### [EXERCISE TASK]
Return all of the entries exactly as written.

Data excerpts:

— Start —

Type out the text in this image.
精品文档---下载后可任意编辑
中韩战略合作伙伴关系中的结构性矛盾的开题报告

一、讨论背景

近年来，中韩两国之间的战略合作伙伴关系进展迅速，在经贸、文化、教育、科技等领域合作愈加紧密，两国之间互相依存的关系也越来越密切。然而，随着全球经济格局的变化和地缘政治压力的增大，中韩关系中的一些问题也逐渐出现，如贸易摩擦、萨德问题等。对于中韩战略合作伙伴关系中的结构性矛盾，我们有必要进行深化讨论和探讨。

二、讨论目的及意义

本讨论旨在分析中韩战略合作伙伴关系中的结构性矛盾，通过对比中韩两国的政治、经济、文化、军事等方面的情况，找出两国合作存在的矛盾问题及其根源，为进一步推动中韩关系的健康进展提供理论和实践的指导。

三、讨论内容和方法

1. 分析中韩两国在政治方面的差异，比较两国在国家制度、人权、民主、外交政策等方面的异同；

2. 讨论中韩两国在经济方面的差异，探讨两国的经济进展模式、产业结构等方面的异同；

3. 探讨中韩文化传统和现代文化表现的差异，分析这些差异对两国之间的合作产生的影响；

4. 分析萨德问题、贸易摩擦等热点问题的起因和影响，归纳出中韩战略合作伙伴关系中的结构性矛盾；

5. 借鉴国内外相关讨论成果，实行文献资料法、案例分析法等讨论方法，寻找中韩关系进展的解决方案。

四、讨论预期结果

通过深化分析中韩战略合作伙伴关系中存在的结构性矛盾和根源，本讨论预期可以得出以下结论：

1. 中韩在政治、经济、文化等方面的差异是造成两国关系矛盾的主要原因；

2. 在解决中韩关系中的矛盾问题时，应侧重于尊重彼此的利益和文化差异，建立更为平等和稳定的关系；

— End —

### [EXERCISE RESULT]
Type out the text in this image.
精品文档---下载后可任意编辑
中韩战略合作伙伴关系中的结构性矛盾的开题报告

一、讨论背景

近年来，中韩两国之间的战略合作伙伴关系进展迅速，在经贸、文化、教育、科技等领域合作愈加紧密，两国之间互相依存的关系也越来越密切。然而，随着全球经济格局的变化和地缘政治压力的增大，中韩关系中的一些问题也逐渐出现，如贸易摩擦、萨德问题等。对于中韩战略合作伙伴关系中的结构性矛盾，我们有必要进行深化讨论和探讨。

二、讨论目的及意义

本讨论旨在分析中韩战略合作伙伴关系中的结构性矛盾，通过对比中韩两国的政治、经济、文化、军事等方面的情况，找出两国合作存在的矛盾问题及其根源，为进一步推动中韩关系的健康进展提供理论和实践的指导。

三、讨论内容和方法

1. 分析中韩两国在政治方面的差异，比较两国在国家制度、人权、民主、外交政策等方面的异同；

2. 讨论中韩两国在经济方面的差异，探讨两国的经济进展模式、产业结构等方面的异同；

3. 探讨中韩文化传统和现代文化表现的差异，分析这些差异对两国之间的合作产生的影响；

4. 分析萨德问题、贸易摩擦等热点问题的起因和影响，归纳出中韩战略合作伙伴关系中的结构性矛盾；

5. 借鉴国内外相关讨论成果，实行文献资料法、案例分析法等讨论方法，寻找中韩关系进展的解决方案。

四、讨论预期结果

通过深化分析中韩战略合作伙伴关系中存在的结构性矛盾和根源，本讨论预期可以得出以下结论：

1. 中韩在政治、经济、文化等方面的差异是造成两国关系矛盾的主要原因；

2. 在解决中韩关系中的矛盾问题时，应侧重于尊重彼此的利益和文化差异，建立更为平等和稳定的关系；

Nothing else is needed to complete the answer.